Work to do
Make an exact copy of all the entries, with the pictures left out.

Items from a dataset
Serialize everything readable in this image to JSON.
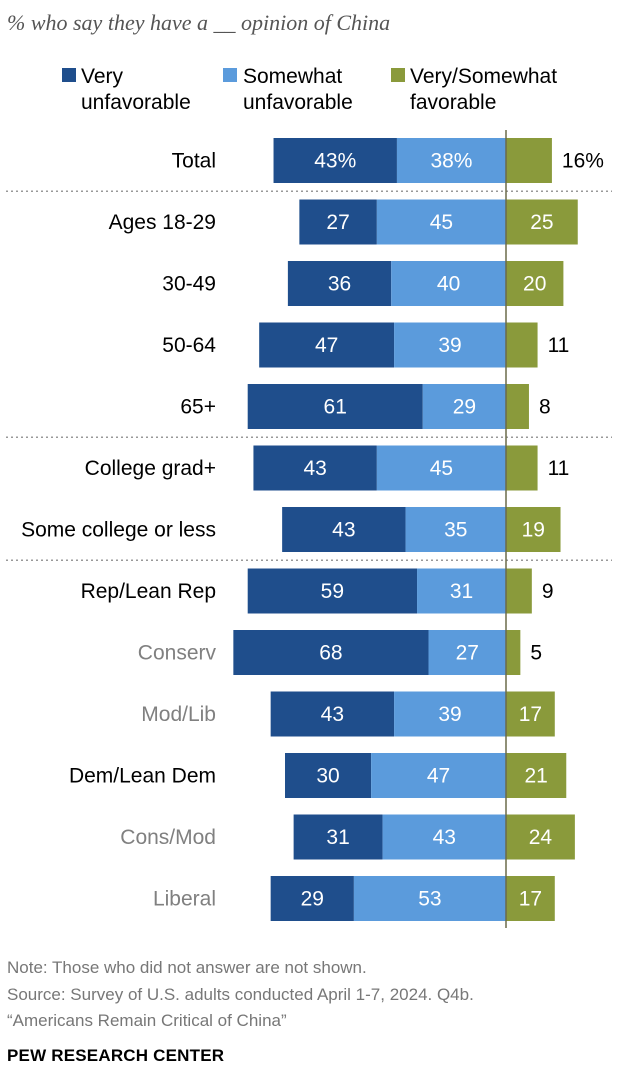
{
  "subtitle": "% who say they have a __ opinion of China",
  "legend": [
    {
      "line1": "Very",
      "line2": "unfavorable",
      "color": "#1f4e8c"
    },
    {
      "line1": "Somewhat",
      "line2": "unfavorable",
      "color": "#5b9bdc"
    },
    {
      "line1": "Very/Somewhat",
      "line2": "favorable",
      "color": "#8a9a3b"
    }
  ],
  "chart_data": {
    "type": "bar",
    "stacked": "diverging",
    "categories": [
      "Total",
      "Ages 18-29",
      "30-49",
      "50-64",
      "65+",
      "College grad+",
      "Some college or less",
      "Rep/Lean Rep",
      "Conserv",
      "Mod/Lib",
      "Dem/Lean Dem",
      "Cons/Mod",
      "Liberal"
    ],
    "category_style": [
      "main",
      "main",
      "main",
      "main",
      "main",
      "main",
      "main",
      "main",
      "sub",
      "sub",
      "main",
      "sub",
      "sub"
    ],
    "series": [
      {
        "name": "Very unfavorable",
        "color": "#1f4e8c",
        "values": [
          43,
          27,
          36,
          47,
          61,
          43,
          43,
          59,
          68,
          43,
          30,
          31,
          29
        ],
        "labels": [
          "43%",
          "27",
          "36",
          "47",
          "61",
          "43",
          "43",
          "59",
          "68",
          "43",
          "30",
          "31",
          "29"
        ]
      },
      {
        "name": "Somewhat unfavorable",
        "color": "#5b9bdc",
        "values": [
          38,
          45,
          40,
          39,
          29,
          45,
          35,
          31,
          27,
          39,
          47,
          43,
          53
        ],
        "labels": [
          "38%",
          "45",
          "40",
          "39",
          "29",
          "45",
          "35",
          "31",
          "27",
          "39",
          "47",
          "43",
          "53"
        ]
      },
      {
        "name": "Very/Somewhat favorable",
        "color": "#8a9a3b",
        "values": [
          16,
          25,
          20,
          11,
          8,
          11,
          19,
          9,
          5,
          17,
          21,
          24,
          17
        ],
        "labels": [
          "16%",
          "25",
          "20",
          "11",
          "8",
          "11",
          "19",
          "9",
          "5",
          "17",
          "21",
          "24",
          "17"
        ]
      }
    ],
    "group_dividers_after": [
      0,
      4,
      6
    ],
    "grid": false
  },
  "notes": {
    "line1": "Note: Those who did not answer are not shown.",
    "line2": "Source: Survey of U.S. adults conducted April 1-7, 2024. Q4b.",
    "line3": "“Americans Remain Critical of China”"
  },
  "brand": "PEW RESEARCH CENTER"
}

Response to this exercise
Serialize everything readable in this image to JSON.
{
  "subtitle": "% who say they have a __ opinion of China",
  "legend": [
    {
      "line1": "Very",
      "line2": "unfavorable",
      "color": "#1f4e8c"
    },
    {
      "line1": "Somewhat",
      "line2": "unfavorable",
      "color": "#5b9bdc"
    },
    {
      "line1": "Very/Somewhat",
      "line2": "favorable",
      "color": "#8a9a3b"
    }
  ],
  "chart_data": {
    "type": "bar",
    "stacked": "diverging",
    "categories": [
      "Total",
      "Ages 18-29",
      "30-49",
      "50-64",
      "65+",
      "College grad+",
      "Some college or less",
      "Rep/Lean Rep",
      "Conserv",
      "Mod/Lib",
      "Dem/Lean Dem",
      "Cons/Mod",
      "Liberal"
    ],
    "category_style": [
      "main",
      "main",
      "main",
      "main",
      "main",
      "main",
      "main",
      "main",
      "sub",
      "sub",
      "main",
      "sub",
      "sub"
    ],
    "series": [
      {
        "name": "Very unfavorable",
        "color": "#1f4e8c",
        "values": [
          43,
          27,
          36,
          47,
          61,
          43,
          43,
          59,
          68,
          43,
          30,
          31,
          29
        ],
        "labels": [
          "43%",
          "27",
          "36",
          "47",
          "61",
          "43",
          "43",
          "59",
          "68",
          "43",
          "30",
          "31",
          "29"
        ]
      },
      {
        "name": "Somewhat unfavorable",
        "color": "#5b9bdc",
        "values": [
          38,
          45,
          40,
          39,
          29,
          45,
          35,
          31,
          27,
          39,
          47,
          43,
          53
        ],
        "labels": [
          "38%",
          "45",
          "40",
          "39",
          "29",
          "45",
          "35",
          "31",
          "27",
          "39",
          "47",
          "43",
          "53"
        ]
      },
      {
        "name": "Very/Somewhat favorable",
        "color": "#8a9a3b",
        "values": [
          16,
          25,
          20,
          11,
          8,
          11,
          19,
          9,
          5,
          17,
          21,
          24,
          17
        ],
        "labels": [
          "16%",
          "25",
          "20",
          "11",
          "8",
          "11",
          "19",
          "9",
          "5",
          "17",
          "21",
          "24",
          "17"
        ]
      }
    ],
    "group_dividers_after": [
      0,
      4,
      6
    ],
    "grid": false
  },
  "notes": {
    "line1": "Note: Those who did not answer are not shown.",
    "line2": "Source: Survey of U.S. adults conducted April 1-7, 2024. Q4b.",
    "line3": "“Americans Remain Critical of China”"
  },
  "brand": "PEW RESEARCH CENTER"
}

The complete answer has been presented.